Set task: In the listing below, locate the lines that hold the string "this". Copy those lines.

Rows:
BEGIN

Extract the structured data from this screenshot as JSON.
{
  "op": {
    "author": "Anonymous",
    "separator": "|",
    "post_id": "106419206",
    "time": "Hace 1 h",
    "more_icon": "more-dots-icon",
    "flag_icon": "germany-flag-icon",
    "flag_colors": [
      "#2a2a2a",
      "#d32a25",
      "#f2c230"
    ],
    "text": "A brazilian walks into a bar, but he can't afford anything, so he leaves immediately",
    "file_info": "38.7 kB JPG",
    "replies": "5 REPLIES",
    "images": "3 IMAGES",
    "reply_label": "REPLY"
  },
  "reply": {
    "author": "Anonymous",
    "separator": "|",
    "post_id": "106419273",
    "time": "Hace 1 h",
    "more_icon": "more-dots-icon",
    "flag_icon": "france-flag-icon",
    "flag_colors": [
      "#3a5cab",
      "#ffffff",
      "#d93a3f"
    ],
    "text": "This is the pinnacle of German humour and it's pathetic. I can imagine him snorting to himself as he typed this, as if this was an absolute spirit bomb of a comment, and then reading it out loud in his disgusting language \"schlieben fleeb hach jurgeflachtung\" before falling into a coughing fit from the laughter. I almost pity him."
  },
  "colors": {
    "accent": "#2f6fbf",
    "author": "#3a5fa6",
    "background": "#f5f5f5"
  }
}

END

Response below:
Extract the structured data from this screenshot as JSON.
    "text": "This is the pinnacle of German humour and it's pathetic. I can imagine him snorting to himself as he typed this, as if this was an absolute spirit bomb of a comment, and then reading it out loud in his disgusting language \"schlieben fleeb hach jurgeflachtung\" before falling into a coughing fit from the laughter. I almost pity him."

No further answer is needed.